SHORT PROBLEM: Reading the listing below, count the lines that contain the word "Korea" and give that count alone.

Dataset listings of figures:

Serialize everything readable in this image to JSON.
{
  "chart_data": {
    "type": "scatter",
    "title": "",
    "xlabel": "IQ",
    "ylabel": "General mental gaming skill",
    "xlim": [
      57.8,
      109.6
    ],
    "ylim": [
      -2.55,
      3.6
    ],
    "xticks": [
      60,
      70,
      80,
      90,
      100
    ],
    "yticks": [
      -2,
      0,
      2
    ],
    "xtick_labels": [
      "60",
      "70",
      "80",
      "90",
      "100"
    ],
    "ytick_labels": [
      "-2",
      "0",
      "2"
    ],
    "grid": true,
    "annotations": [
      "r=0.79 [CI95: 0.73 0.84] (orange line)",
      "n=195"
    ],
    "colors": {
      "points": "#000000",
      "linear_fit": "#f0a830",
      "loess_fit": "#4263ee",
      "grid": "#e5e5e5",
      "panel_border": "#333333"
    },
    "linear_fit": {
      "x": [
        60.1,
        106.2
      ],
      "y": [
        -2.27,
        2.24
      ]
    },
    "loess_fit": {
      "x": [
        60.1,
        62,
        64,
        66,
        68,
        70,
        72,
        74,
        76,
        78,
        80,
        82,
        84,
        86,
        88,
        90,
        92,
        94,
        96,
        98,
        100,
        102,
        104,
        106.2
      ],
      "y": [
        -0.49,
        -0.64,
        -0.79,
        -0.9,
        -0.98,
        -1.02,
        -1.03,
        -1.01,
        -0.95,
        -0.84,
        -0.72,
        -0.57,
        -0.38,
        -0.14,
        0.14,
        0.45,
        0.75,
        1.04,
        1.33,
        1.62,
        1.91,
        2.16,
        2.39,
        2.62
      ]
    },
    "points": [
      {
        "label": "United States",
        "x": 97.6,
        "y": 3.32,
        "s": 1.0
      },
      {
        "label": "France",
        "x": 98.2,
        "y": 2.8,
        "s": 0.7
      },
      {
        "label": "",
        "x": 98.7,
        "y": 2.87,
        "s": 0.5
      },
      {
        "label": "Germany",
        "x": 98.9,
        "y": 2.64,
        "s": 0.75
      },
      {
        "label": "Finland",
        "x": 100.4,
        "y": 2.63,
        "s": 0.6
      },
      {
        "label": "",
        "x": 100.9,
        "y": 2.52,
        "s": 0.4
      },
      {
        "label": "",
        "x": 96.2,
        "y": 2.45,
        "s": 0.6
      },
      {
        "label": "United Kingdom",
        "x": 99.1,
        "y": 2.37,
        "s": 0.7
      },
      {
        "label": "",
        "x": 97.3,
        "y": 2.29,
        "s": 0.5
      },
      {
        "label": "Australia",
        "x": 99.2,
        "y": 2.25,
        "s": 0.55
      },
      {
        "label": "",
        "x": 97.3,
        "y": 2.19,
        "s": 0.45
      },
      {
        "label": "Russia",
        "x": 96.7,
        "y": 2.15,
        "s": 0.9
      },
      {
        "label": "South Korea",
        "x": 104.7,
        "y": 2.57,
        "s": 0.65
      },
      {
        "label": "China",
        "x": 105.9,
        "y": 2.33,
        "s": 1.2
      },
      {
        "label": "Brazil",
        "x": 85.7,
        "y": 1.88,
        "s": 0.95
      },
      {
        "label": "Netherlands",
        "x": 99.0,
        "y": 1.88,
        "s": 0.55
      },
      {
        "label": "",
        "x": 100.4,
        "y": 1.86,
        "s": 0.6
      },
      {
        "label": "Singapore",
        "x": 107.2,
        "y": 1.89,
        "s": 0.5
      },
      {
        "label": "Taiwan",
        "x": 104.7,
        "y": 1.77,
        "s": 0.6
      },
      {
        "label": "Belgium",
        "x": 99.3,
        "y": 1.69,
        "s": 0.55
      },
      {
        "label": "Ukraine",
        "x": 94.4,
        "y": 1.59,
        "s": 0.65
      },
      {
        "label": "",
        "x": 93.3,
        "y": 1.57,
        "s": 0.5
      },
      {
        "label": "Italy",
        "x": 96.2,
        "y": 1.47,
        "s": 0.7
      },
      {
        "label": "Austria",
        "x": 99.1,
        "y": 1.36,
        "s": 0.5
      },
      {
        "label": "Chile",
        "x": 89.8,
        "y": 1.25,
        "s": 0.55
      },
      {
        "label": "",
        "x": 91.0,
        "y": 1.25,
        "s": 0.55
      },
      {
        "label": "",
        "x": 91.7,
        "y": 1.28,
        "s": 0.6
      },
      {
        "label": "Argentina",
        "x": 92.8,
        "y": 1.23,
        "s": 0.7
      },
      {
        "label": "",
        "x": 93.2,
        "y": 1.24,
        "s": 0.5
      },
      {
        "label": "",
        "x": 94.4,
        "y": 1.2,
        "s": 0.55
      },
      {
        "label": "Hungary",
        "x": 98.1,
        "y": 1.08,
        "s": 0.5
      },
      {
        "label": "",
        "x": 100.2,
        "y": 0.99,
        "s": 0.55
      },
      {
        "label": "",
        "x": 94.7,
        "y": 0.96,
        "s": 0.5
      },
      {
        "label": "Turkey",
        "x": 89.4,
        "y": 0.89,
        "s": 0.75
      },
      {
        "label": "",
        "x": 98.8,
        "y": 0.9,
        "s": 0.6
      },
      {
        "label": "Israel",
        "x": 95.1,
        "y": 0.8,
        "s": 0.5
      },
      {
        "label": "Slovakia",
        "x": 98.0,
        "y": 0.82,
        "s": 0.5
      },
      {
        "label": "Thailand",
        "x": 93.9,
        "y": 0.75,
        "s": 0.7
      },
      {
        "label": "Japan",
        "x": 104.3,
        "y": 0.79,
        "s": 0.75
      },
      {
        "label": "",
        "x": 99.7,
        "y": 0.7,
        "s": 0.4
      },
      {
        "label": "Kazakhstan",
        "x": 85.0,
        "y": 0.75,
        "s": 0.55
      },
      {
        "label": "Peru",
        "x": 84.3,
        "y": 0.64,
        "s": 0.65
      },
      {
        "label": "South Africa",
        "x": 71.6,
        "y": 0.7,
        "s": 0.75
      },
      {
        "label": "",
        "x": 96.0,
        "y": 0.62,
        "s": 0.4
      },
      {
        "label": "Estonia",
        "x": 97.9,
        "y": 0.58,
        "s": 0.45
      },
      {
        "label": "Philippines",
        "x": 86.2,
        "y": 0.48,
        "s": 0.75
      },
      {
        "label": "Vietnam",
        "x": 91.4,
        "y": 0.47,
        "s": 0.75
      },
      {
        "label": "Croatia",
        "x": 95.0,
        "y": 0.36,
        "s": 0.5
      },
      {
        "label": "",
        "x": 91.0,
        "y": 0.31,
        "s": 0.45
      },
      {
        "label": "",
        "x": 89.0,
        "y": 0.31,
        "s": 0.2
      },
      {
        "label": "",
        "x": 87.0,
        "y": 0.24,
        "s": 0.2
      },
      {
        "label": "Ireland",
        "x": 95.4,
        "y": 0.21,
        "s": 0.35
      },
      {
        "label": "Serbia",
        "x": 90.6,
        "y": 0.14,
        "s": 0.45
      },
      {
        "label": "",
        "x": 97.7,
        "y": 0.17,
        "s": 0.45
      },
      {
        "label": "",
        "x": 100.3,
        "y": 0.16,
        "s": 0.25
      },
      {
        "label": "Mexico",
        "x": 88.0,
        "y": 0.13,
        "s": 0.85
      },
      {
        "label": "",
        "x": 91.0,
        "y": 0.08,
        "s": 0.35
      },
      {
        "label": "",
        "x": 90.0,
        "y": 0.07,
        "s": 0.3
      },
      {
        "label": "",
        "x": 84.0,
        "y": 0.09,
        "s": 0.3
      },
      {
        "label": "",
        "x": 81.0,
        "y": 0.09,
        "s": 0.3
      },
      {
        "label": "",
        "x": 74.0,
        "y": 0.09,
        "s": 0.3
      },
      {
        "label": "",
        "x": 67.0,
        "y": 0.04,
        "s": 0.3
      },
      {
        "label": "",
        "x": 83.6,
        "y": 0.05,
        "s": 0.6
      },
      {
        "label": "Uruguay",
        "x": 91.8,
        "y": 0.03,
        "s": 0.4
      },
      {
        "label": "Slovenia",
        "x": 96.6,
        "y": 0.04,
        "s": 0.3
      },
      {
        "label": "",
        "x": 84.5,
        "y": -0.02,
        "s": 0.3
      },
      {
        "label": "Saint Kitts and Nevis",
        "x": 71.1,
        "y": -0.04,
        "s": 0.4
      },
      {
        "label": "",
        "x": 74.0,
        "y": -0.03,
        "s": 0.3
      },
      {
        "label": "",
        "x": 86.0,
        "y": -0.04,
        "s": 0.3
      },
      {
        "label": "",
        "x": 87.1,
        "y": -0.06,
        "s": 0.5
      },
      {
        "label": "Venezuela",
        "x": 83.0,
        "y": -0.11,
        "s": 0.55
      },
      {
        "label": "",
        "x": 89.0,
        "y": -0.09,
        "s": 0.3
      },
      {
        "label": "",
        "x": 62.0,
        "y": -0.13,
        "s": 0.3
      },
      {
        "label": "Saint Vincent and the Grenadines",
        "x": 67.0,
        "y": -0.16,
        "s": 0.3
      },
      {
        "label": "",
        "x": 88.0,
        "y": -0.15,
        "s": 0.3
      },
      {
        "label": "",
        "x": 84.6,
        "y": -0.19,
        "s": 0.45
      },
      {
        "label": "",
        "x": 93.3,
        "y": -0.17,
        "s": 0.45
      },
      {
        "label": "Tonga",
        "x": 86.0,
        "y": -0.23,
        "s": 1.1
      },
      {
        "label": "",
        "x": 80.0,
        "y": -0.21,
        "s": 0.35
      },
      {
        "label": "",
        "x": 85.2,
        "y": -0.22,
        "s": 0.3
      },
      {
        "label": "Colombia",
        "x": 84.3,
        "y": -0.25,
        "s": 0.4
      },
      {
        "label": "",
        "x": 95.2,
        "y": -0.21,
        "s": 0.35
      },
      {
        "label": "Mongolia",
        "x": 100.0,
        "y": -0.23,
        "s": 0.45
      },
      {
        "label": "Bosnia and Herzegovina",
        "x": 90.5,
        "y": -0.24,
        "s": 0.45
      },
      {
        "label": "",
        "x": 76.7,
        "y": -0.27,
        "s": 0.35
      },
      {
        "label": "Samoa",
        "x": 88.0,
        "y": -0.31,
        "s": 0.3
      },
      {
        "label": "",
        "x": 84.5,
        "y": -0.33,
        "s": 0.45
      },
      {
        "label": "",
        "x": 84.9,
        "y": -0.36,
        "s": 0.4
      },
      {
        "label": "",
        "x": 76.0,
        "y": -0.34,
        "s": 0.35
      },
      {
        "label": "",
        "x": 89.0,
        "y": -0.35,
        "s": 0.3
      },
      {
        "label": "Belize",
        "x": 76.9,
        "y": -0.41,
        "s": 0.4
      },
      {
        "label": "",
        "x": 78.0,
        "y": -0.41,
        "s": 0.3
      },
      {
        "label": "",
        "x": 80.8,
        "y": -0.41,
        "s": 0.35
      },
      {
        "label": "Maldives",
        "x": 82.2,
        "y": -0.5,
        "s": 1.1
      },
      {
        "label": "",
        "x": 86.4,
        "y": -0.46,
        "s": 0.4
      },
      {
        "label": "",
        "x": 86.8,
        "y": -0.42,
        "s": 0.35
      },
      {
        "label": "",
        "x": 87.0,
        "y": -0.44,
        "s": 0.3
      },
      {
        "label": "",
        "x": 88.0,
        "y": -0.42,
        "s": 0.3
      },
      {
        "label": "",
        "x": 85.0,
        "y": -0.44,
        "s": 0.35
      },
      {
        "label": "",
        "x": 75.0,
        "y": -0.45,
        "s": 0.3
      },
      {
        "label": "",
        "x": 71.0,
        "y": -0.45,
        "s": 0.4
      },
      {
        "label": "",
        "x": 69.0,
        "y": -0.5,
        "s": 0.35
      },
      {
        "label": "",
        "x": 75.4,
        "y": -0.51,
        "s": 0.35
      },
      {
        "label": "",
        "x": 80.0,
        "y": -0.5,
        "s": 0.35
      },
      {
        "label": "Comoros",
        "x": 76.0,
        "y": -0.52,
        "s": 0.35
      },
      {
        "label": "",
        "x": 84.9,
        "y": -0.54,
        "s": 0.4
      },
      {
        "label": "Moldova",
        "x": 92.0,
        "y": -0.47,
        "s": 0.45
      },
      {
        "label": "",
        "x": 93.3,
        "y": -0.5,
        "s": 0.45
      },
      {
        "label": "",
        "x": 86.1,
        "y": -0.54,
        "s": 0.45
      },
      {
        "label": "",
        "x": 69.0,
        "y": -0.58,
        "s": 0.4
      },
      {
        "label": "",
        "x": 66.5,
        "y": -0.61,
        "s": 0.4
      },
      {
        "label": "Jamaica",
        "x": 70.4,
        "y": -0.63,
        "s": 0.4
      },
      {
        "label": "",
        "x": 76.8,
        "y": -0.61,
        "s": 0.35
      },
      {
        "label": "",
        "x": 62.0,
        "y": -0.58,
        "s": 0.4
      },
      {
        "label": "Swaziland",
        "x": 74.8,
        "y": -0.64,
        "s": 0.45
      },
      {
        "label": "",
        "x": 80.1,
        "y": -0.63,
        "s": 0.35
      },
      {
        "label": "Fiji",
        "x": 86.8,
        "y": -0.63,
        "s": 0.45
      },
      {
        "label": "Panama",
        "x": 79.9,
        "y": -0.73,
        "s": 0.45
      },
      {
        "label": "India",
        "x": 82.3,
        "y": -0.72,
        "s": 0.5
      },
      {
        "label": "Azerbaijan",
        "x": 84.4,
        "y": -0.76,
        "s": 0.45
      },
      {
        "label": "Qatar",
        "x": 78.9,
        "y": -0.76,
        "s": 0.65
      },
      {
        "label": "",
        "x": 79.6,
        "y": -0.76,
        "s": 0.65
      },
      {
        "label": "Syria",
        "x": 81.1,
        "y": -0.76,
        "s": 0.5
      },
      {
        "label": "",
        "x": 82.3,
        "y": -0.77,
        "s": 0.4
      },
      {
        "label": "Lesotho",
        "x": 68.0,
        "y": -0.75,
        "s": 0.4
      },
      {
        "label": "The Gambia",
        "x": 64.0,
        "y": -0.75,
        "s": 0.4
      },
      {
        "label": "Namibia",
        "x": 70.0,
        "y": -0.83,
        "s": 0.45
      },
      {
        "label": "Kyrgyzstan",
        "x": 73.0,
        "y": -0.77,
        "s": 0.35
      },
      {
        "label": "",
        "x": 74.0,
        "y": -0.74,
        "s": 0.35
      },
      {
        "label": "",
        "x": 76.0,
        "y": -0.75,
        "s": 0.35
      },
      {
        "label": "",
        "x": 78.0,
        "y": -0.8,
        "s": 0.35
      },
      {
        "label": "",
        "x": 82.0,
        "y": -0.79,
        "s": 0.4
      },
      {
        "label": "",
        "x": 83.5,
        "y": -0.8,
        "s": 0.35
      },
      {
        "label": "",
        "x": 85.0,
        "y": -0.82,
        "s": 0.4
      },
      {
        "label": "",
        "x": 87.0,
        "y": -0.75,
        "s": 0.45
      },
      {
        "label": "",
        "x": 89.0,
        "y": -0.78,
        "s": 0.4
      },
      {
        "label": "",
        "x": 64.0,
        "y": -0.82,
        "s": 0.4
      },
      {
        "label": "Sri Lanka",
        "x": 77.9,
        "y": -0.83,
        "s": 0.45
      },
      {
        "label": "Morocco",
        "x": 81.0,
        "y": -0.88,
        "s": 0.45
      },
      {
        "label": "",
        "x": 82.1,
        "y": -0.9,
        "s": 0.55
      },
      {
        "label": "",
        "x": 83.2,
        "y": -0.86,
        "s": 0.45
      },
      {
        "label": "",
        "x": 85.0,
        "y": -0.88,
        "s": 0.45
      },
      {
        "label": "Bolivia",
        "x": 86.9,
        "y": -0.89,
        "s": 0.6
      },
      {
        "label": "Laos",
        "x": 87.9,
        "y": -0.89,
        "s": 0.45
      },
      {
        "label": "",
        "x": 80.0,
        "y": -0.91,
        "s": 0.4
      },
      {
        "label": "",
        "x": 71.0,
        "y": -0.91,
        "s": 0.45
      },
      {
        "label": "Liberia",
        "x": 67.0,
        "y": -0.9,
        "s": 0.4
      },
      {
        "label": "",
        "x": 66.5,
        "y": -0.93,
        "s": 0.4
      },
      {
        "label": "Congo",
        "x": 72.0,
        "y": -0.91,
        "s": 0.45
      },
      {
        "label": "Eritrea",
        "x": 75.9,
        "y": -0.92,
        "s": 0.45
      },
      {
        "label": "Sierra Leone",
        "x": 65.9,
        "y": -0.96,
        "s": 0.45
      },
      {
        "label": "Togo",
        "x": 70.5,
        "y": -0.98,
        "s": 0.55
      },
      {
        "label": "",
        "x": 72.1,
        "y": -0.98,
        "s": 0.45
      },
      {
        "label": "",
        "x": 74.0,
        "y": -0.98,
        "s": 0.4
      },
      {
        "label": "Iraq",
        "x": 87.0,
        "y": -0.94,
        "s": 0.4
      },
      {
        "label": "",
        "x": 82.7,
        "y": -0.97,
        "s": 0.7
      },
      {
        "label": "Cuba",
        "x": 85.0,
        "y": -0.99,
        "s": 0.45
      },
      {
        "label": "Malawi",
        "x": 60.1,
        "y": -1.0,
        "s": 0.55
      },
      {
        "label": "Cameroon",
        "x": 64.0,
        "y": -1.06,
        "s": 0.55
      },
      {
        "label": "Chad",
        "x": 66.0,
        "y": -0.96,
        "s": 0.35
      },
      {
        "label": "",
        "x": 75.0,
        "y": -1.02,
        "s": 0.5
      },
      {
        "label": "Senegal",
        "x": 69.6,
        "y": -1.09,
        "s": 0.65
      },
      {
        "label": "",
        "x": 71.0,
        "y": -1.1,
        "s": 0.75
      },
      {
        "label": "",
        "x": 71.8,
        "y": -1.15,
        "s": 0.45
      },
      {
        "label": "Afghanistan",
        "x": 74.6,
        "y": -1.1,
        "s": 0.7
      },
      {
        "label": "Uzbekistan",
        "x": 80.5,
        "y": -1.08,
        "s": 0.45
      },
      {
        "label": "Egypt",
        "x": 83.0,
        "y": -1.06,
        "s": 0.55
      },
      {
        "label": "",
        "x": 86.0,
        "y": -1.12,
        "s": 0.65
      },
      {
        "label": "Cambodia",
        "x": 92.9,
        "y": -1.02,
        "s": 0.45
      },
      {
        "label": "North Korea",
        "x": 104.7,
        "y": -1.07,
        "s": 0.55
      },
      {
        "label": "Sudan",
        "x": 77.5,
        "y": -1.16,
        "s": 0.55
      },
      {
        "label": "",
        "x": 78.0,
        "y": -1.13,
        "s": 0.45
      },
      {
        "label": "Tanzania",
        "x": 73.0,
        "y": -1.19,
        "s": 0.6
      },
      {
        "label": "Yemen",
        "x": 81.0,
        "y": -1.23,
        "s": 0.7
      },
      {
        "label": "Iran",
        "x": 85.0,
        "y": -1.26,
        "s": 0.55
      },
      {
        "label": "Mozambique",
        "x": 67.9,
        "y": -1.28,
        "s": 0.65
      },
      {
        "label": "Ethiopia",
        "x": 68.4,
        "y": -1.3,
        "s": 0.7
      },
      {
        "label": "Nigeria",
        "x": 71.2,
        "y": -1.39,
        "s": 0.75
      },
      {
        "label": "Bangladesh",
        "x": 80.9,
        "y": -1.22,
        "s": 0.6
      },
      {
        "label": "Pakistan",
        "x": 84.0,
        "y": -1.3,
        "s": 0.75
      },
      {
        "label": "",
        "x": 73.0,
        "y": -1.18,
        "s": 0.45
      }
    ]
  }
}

THE RESPONSE: 2